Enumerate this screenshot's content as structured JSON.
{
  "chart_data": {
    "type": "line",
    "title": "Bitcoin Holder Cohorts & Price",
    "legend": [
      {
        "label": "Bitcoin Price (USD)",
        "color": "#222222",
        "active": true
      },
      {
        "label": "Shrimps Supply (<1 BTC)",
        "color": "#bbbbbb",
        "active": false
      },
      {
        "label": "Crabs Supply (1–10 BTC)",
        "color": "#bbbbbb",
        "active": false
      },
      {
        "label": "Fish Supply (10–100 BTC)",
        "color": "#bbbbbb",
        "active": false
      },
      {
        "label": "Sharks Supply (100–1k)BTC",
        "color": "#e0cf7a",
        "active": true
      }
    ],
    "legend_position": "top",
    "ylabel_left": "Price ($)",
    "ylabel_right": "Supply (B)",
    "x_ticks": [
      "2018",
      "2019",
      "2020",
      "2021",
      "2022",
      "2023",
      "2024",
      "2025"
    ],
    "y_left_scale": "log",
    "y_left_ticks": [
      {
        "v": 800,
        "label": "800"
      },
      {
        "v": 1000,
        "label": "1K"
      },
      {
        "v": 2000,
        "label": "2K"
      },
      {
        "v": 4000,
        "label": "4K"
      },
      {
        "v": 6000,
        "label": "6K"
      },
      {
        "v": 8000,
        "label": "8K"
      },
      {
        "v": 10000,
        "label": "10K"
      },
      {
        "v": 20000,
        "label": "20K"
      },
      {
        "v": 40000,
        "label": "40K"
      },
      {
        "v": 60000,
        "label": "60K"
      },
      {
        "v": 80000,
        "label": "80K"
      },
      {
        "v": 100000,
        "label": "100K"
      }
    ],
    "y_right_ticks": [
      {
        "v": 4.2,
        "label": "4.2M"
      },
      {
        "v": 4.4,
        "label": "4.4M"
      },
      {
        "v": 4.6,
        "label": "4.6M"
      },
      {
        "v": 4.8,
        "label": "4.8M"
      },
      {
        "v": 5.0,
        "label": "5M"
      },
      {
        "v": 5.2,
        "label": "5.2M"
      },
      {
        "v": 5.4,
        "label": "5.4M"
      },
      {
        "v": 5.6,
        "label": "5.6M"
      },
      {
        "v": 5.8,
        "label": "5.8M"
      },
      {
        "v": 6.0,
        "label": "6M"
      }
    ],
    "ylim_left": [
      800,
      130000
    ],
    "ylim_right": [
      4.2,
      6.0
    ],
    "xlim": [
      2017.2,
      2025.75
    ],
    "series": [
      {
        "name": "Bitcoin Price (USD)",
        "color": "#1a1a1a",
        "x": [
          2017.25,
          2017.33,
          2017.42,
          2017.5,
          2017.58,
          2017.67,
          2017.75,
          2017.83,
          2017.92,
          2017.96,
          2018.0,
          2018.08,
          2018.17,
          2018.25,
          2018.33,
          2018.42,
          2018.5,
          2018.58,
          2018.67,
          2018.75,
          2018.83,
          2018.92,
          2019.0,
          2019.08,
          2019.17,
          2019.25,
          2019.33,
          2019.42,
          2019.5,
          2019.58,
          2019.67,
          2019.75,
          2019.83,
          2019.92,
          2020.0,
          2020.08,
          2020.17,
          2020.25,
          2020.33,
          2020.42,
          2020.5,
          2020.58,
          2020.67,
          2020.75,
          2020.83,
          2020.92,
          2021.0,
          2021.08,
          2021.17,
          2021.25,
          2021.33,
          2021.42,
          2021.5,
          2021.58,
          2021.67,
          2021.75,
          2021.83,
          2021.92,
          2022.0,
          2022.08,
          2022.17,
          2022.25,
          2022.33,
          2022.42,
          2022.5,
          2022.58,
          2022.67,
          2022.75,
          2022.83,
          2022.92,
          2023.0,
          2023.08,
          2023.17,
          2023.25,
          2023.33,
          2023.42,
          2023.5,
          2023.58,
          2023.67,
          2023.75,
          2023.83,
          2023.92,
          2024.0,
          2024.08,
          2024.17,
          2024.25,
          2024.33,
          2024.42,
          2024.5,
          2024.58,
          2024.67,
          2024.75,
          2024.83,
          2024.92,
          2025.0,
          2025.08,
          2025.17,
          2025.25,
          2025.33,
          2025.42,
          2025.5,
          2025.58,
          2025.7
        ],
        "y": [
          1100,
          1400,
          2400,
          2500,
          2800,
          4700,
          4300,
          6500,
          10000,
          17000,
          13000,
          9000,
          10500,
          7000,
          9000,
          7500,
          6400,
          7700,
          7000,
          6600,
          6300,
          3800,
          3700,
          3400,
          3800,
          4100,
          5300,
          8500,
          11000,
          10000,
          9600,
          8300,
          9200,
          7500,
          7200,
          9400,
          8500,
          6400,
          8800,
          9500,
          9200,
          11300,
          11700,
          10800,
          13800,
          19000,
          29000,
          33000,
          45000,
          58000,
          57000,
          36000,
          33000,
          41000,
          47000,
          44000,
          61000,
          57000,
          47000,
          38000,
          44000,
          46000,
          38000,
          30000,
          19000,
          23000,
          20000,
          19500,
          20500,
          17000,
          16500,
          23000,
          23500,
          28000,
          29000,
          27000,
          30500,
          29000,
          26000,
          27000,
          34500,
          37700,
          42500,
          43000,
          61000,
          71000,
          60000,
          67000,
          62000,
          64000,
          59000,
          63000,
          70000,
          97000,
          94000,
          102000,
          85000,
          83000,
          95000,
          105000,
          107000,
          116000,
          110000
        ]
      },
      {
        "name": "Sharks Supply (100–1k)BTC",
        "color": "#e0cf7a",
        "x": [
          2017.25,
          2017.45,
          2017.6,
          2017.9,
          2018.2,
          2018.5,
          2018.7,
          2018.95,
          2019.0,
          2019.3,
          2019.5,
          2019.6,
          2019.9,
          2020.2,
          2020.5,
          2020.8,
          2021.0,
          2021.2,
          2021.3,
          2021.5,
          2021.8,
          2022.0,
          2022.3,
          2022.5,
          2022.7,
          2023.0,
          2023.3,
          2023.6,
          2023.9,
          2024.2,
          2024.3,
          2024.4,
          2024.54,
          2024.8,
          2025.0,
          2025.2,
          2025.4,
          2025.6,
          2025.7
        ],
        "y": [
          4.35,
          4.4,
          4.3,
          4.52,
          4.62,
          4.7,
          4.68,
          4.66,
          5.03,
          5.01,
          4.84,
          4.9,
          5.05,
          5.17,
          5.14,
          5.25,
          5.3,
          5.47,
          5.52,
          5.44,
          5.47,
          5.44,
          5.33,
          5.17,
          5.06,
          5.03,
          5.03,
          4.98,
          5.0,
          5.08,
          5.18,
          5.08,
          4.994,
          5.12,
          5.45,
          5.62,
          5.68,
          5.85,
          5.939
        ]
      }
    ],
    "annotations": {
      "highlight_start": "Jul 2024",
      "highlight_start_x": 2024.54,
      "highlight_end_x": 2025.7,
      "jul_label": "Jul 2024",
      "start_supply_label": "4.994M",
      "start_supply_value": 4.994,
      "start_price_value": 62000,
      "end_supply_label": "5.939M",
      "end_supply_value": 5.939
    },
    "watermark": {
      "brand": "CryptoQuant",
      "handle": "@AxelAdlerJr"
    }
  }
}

════════════════

Description of the task. Copy all data exactly, start to finish.

Worked answer.
Enumerate this screenshot's content as structured JSON.
{
  "chart_data": {
    "type": "line",
    "title": "Bitcoin Holder Cohorts & Price",
    "legend": [
      {
        "label": "Bitcoin Price (USD)",
        "color": "#222222",
        "active": true
      },
      {
        "label": "Shrimps Supply (<1 BTC)",
        "color": "#bbbbbb",
        "active": false
      },
      {
        "label": "Crabs Supply (1–10 BTC)",
        "color": "#bbbbbb",
        "active": false
      },
      {
        "label": "Fish Supply (10–100 BTC)",
        "color": "#bbbbbb",
        "active": false
      },
      {
        "label": "Sharks Supply (100–1k)BTC",
        "color": "#e0cf7a",
        "active": true
      }
    ],
    "legend_position": "top",
    "ylabel_left": "Price ($)",
    "ylabel_right": "Supply (B)",
    "x_ticks": [
      "2018",
      "2019",
      "2020",
      "2021",
      "2022",
      "2023",
      "2024",
      "2025"
    ],
    "y_left_scale": "log",
    "y_left_ticks": [
      {
        "v": 800,
        "label": "800"
      },
      {
        "v": 1000,
        "label": "1K"
      },
      {
        "v": 2000,
        "label": "2K"
      },
      {
        "v": 4000,
        "label": "4K"
      },
      {
        "v": 6000,
        "label": "6K"
      },
      {
        "v": 8000,
        "label": "8K"
      },
      {
        "v": 10000,
        "label": "10K"
      },
      {
        "v": 20000,
        "label": "20K"
      },
      {
        "v": 40000,
        "label": "40K"
      },
      {
        "v": 60000,
        "label": "60K"
      },
      {
        "v": 80000,
        "label": "80K"
      },
      {
        "v": 100000,
        "label": "100K"
      }
    ],
    "y_right_ticks": [
      {
        "v": 4.2,
        "label": "4.2M"
      },
      {
        "v": 4.4,
        "label": "4.4M"
      },
      {
        "v": 4.6,
        "label": "4.6M"
      },
      {
        "v": 4.8,
        "label": "4.8M"
      },
      {
        "v": 5.0,
        "label": "5M"
      },
      {
        "v": 5.2,
        "label": "5.2M"
      },
      {
        "v": 5.4,
        "label": "5.4M"
      },
      {
        "v": 5.6,
        "label": "5.6M"
      },
      {
        "v": 5.8,
        "label": "5.8M"
      },
      {
        "v": 6.0,
        "label": "6M"
      }
    ],
    "ylim_left": [
      800,
      130000
    ],
    "ylim_right": [
      4.2,
      6.0
    ],
    "xlim": [
      2017.2,
      2025.75
    ],
    "series": [
      {
        "name": "Bitcoin Price (USD)",
        "color": "#1a1a1a",
        "x": [
          2017.25,
          2017.33,
          2017.42,
          2017.5,
          2017.58,
          2017.67,
          2017.75,
          2017.83,
          2017.92,
          2017.96,
          2018.0,
          2018.08,
          2018.17,
          2018.25,
          2018.33,
          2018.42,
          2018.5,
          2018.58,
          2018.67,
          2018.75,
          2018.83,
          2018.92,
          2019.0,
          2019.08,
          2019.17,
          2019.25,
          2019.33,
          2019.42,
          2019.5,
          2019.58,
          2019.67,
          2019.75,
          2019.83,
          2019.92,
          2020.0,
          2020.08,
          2020.17,
          2020.25,
          2020.33,
          2020.42,
          2020.5,
          2020.58,
          2020.67,
          2020.75,
          2020.83,
          2020.92,
          2021.0,
          2021.08,
          2021.17,
          2021.25,
          2021.33,
          2021.42,
          2021.5,
          2021.58,
          2021.67,
          2021.75,
          2021.83,
          2021.92,
          2022.0,
          2022.08,
          2022.17,
          2022.25,
          2022.33,
          2022.42,
          2022.5,
          2022.58,
          2022.67,
          2022.75,
          2022.83,
          2022.92,
          2023.0,
          2023.08,
          2023.17,
          2023.25,
          2023.33,
          2023.42,
          2023.5,
          2023.58,
          2023.67,
          2023.75,
          2023.83,
          2023.92,
          2024.0,
          2024.08,
          2024.17,
          2024.25,
          2024.33,
          2024.42,
          2024.5,
          2024.58,
          2024.67,
          2024.75,
          2024.83,
          2024.92,
          2025.0,
          2025.08,
          2025.17,
          2025.25,
          2025.33,
          2025.42,
          2025.5,
          2025.58,
          2025.7
        ],
        "y": [
          1100,
          1400,
          2400,
          2500,
          2800,
          4700,
          4300,
          6500,
          10000,
          17000,
          13000,
          9000,
          10500,
          7000,
          9000,
          7500,
          6400,
          7700,
          7000,
          6600,
          6300,
          3800,
          3700,
          3400,
          3800,
          4100,
          5300,
          8500,
          11000,
          10000,
          9600,
          8300,
          9200,
          7500,
          7200,
          9400,
          8500,
          6400,
          8800,
          9500,
          9200,
          11300,
          11700,
          10800,
          13800,
          19000,
          29000,
          33000,
          45000,
          58000,
          57000,
          36000,
          33000,
          41000,
          47000,
          44000,
          61000,
          57000,
          47000,
          38000,
          44000,
          46000,
          38000,
          30000,
          19000,
          23000,
          20000,
          19500,
          20500,
          17000,
          16500,
          23000,
          23500,
          28000,
          29000,
          27000,
          30500,
          29000,
          26000,
          27000,
          34500,
          37700,
          42500,
          43000,
          61000,
          71000,
          60000,
          67000,
          62000,
          64000,
          59000,
          63000,
          70000,
          97000,
          94000,
          102000,
          85000,
          83000,
          95000,
          105000,
          107000,
          116000,
          110000
        ]
      },
      {
        "name": "Sharks Supply (100–1k)BTC",
        "color": "#e0cf7a",
        "x": [
          2017.25,
          2017.45,
          2017.6,
          2017.9,
          2018.2,
          2018.5,
          2018.7,
          2018.95,
          2019.0,
          2019.3,
          2019.5,
          2019.6,
          2019.9,
          2020.2,
          2020.5,
          2020.8,
          2021.0,
          2021.2,
          2021.3,
          2021.5,
          2021.8,
          2022.0,
          2022.3,
          2022.5,
          2022.7,
          2023.0,
          2023.3,
          2023.6,
          2023.9,
          2024.2,
          2024.3,
          2024.4,
          2024.54,
          2024.8,
          2025.0,
          2025.2,
          2025.4,
          2025.6,
          2025.7
        ],
        "y": [
          4.35,
          4.4,
          4.3,
          4.52,
          4.62,
          4.7,
          4.68,
          4.66,
          5.03,
          5.01,
          4.84,
          4.9,
          5.05,
          5.17,
          5.14,
          5.25,
          5.3,
          5.47,
          5.52,
          5.44,
          5.47,
          5.44,
          5.33,
          5.17,
          5.06,
          5.03,
          5.03,
          4.98,
          5.0,
          5.08,
          5.18,
          5.08,
          4.994,
          5.12,
          5.45,
          5.62,
          5.68,
          5.85,
          5.939
        ]
      }
    ],
    "annotations": {
      "highlight_start": "Jul 2024",
      "highlight_start_x": 2024.54,
      "highlight_end_x": 2025.7,
      "jul_label": "Jul 2024",
      "start_supply_label": "4.994M",
      "start_supply_value": 4.994,
      "start_price_value": 62000,
      "end_supply_label": "5.939M",
      "end_supply_value": 5.939
    },
    "watermark": {
      "brand": "CryptoQuant",
      "handle": "@AxelAdlerJr"
    }
  }
}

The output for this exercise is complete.